Task statement:
Copy every line of the records below verbatim, changing nothing.

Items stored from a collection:
────────
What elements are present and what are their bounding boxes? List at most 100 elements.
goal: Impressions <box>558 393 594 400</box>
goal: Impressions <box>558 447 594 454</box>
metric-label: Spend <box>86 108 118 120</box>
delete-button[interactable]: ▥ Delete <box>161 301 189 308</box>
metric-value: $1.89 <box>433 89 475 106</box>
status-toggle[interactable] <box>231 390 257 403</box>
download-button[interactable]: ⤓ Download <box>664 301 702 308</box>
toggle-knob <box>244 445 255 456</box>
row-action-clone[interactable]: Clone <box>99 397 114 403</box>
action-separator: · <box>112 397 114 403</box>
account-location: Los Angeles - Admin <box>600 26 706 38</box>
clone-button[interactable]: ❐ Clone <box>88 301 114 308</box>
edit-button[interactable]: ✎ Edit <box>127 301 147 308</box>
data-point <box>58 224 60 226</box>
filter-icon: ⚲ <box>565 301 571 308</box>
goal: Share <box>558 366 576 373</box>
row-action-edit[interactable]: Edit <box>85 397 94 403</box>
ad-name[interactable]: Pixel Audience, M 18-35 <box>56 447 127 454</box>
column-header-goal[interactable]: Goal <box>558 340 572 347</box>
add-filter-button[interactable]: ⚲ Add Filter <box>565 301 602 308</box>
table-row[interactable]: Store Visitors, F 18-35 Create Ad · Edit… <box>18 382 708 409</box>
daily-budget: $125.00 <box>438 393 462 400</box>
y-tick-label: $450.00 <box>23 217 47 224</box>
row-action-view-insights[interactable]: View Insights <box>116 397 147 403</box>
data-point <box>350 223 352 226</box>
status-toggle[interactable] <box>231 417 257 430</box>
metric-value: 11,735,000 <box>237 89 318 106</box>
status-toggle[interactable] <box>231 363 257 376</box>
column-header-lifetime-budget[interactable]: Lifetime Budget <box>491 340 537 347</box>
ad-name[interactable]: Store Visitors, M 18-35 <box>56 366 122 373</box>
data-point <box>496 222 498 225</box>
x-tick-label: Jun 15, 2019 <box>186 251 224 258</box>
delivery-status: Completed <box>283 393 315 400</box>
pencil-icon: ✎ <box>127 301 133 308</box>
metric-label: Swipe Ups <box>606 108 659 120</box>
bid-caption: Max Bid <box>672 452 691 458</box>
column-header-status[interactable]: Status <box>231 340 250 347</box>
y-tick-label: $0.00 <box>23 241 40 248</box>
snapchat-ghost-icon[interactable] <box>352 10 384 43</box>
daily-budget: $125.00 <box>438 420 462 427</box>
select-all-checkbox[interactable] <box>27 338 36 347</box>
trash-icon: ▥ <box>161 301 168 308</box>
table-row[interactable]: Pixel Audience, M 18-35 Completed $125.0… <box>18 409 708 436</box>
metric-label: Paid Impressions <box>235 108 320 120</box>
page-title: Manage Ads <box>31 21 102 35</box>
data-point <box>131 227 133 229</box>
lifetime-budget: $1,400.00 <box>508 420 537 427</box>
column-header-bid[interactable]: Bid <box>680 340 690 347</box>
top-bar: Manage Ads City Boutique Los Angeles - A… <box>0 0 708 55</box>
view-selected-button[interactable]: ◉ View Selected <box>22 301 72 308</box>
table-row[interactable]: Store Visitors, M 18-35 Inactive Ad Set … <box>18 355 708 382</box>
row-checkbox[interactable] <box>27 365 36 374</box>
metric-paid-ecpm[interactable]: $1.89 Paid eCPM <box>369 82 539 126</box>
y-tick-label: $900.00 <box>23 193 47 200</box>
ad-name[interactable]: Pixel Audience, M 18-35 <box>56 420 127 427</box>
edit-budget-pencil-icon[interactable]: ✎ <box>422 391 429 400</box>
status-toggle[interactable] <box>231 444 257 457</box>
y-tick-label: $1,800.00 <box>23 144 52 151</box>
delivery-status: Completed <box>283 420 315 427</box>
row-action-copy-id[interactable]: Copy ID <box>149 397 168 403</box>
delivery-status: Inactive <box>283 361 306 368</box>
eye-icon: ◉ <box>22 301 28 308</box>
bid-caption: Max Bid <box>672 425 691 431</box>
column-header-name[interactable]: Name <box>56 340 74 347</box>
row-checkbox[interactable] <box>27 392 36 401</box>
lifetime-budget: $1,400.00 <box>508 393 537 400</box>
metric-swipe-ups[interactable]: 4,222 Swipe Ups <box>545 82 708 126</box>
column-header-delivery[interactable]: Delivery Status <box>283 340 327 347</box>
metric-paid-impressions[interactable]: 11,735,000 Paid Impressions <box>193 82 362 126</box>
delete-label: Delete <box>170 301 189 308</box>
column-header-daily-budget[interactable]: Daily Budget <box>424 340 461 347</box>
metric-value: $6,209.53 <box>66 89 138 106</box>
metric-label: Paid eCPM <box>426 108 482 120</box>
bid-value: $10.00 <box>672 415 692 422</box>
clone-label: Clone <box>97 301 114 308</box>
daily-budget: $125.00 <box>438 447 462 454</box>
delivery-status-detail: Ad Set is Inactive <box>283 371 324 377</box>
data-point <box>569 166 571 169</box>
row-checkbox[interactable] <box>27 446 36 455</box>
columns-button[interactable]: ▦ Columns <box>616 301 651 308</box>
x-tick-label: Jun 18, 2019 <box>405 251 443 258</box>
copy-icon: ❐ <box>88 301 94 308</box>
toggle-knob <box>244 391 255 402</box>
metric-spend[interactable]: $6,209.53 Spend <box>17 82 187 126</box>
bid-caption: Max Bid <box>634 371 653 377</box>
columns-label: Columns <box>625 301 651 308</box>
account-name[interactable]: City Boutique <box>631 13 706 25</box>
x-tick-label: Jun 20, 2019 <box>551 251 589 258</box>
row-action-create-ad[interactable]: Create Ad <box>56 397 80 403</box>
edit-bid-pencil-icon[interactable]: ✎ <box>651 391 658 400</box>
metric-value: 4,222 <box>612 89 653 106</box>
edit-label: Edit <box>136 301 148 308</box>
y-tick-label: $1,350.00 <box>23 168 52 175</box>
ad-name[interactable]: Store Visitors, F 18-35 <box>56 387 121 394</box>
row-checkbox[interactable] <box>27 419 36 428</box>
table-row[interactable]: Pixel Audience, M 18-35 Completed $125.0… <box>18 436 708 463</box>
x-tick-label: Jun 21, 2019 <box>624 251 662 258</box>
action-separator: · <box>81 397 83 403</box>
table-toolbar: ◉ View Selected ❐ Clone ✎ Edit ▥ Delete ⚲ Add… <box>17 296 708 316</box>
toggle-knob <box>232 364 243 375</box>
────────
Reply:
What elements are present and what are their bounding boxes? List at most 100 elements.
goal: Impressions <box>558 393 594 400</box>
goal: Impressions <box>558 447 594 454</box>
metric-label: Spend <box>86 108 118 120</box>
delete-button[interactable]: ▥ Delete <box>161 301 189 308</box>
metric-value: $1.89 <box>433 89 475 106</box>
status-toggle[interactable] <box>231 390 257 403</box>
download-button[interactable]: ⤓ Download <box>664 301 702 308</box>
toggle-knob <box>244 445 255 456</box>
row-action-clone[interactable]: Clone <box>99 397 114 403</box>
action-separator: · <box>112 397 114 403</box>
account-location: Los Angeles - Admin <box>600 26 706 38</box>
clone-button[interactable]: ❐ Clone <box>88 301 114 308</box>
edit-button[interactable]: ✎ Edit <box>127 301 147 308</box>
data-point <box>58 224 60 226</box>
filter-icon: ⚲ <box>565 301 571 308</box>
goal: Share <box>558 366 576 373</box>
row-action-edit[interactable]: Edit <box>85 397 94 403</box>
ad-name[interactable]: Pixel Audience, M 18-35 <box>56 447 127 454</box>
column-header-goal[interactable]: Goal <box>558 340 572 347</box>
add-filter-button[interactable]: ⚲ Add Filter <box>565 301 602 308</box>
table-row[interactable]: Store Visitors, F 18-35 Create Ad · Edit… <box>18 382 708 409</box>
daily-budget: $125.00 <box>438 393 462 400</box>
y-tick-label: $450.00 <box>23 217 47 224</box>
row-action-view-insights[interactable]: View Insights <box>116 397 147 403</box>
data-point <box>350 223 352 226</box>
status-toggle[interactable] <box>231 417 257 430</box>
metric-value: 11,735,000 <box>237 89 318 106</box>
status-toggle[interactable] <box>231 363 257 376</box>
column-header-lifetime-budget[interactable]: Lifetime Budget <box>491 340 537 347</box>
ad-name[interactable]: Store Visitors, M 18-35 <box>56 366 122 373</box>
data-point <box>496 222 498 225</box>
x-tick-label: Jun 15, 2019 <box>186 251 224 258</box>
delivery-status: Completed <box>283 393 315 400</box>
pencil-icon: ✎ <box>127 301 133 308</box>
metric-label: Swipe Ups <box>606 108 659 120</box>
bid-caption: Max Bid <box>672 452 691 458</box>
column-header-status[interactable]: Status <box>231 340 250 347</box>
y-tick-label: $0.00 <box>23 241 40 248</box>
snapchat-ghost-icon[interactable] <box>352 10 384 43</box>
daily-budget: $125.00 <box>438 420 462 427</box>
select-all-checkbox[interactable] <box>27 338 36 347</box>
trash-icon: ▥ <box>161 301 168 308</box>
table-row[interactable]: Pixel Audience, M 18-35 Completed $125.0… <box>18 409 708 436</box>
metric-label: Paid Impressions <box>235 108 320 120</box>
page-title: Manage Ads <box>31 21 102 35</box>
data-point <box>131 227 133 229</box>
lifetime-budget: $1,400.00 <box>508 420 537 427</box>
column-header-bid[interactable]: Bid <box>680 340 690 347</box>
top-bar: Manage Ads City Boutique Los Angeles - A… <box>0 0 708 55</box>
view-selected-button[interactable]: ◉ View Selected <box>22 301 72 308</box>
table-row[interactable]: Store Visitors, M 18-35 Inactive Ad Set … <box>18 355 708 382</box>
row-checkbox[interactable] <box>27 365 36 374</box>
metric-paid-ecpm[interactable]: $1.89 Paid eCPM <box>369 82 539 126</box>
y-tick-label: $900.00 <box>23 193 47 200</box>
ad-name[interactable]: Pixel Audience, M 18-35 <box>56 420 127 427</box>
edit-budget-pencil-icon[interactable]: ✎ <box>422 391 429 400</box>
status-toggle[interactable] <box>231 444 257 457</box>
y-tick-label: $1,800.00 <box>23 144 52 151</box>
delivery-status: Completed <box>283 420 315 427</box>
row-action-copy-id[interactable]: Copy ID <box>149 397 168 403</box>
delivery-status: Inactive <box>283 361 306 368</box>
eye-icon: ◉ <box>22 301 28 308</box>
bid-caption: Max Bid <box>672 425 691 431</box>
column-header-name[interactable]: Name <box>56 340 74 347</box>
row-checkbox[interactable] <box>27 392 36 401</box>
lifetime-budget: $1,400.00 <box>508 393 537 400</box>
metric-swipe-ups[interactable]: 4,222 Swipe Ups <box>545 82 708 126</box>
column-header-delivery[interactable]: Delivery Status <box>283 340 327 347</box>
metric-paid-impressions[interactable]: 11,735,000 Paid Impressions <box>193 82 362 126</box>
delete-label: Delete <box>170 301 189 308</box>
column-header-daily-budget[interactable]: Daily Budget <box>424 340 461 347</box>
metric-value: $6,209.53 <box>66 89 138 106</box>
metric-label: Paid eCPM <box>426 108 482 120</box>
bid-value: $10.00 <box>672 415 692 422</box>
clone-label: Clone <box>97 301 114 308</box>
daily-budget: $125.00 <box>438 447 462 454</box>
delivery-status-detail: Ad Set is Inactive <box>283 371 324 377</box>
data-point <box>569 166 571 169</box>
row-checkbox[interactable] <box>27 446 36 455</box>
columns-button[interactable]: ▦ Columns <box>616 301 651 308</box>
x-tick-label: Jun 18, 2019 <box>405 251 443 258</box>
copy-icon: ❐ <box>88 301 94 308</box>
toggle-knob <box>244 391 255 402</box>
metric-spend[interactable]: $6,209.53 Spend <box>17 82 187 126</box>
bid-caption: Max Bid <box>634 371 653 377</box>
columns-label: Columns <box>625 301 651 308</box>
account-name[interactable]: City Boutique <box>631 13 706 25</box>
x-tick-label: Jun 20, 2019 <box>551 251 589 258</box>
row-action-create-ad[interactable]: Create Ad <box>56 397 80 403</box>
edit-bid-pencil-icon[interactable]: ✎ <box>651 391 658 400</box>
metric-value: 4,222 <box>612 89 653 106</box>
edit-label: Edit <box>136 301 148 308</box>
y-tick-label: $1,350.00 <box>23 168 52 175</box>
ad-name[interactable]: Store Visitors, F 18-35 <box>56 387 121 394</box>
row-checkbox[interactable] <box>27 419 36 428</box>
table-row[interactable]: Pixel Audience, M 18-35 Completed $125.0… <box>18 436 708 463</box>
x-tick-label: Jun 21, 2019 <box>624 251 662 258</box>
action-separator: · <box>81 397 83 403</box>
table-toolbar: ◉ View Selected ❐ Clone ✎ Edit ▥ Delete ⚲ Add… <box>17 296 708 316</box>
toggle-knob <box>232 364 243 375</box>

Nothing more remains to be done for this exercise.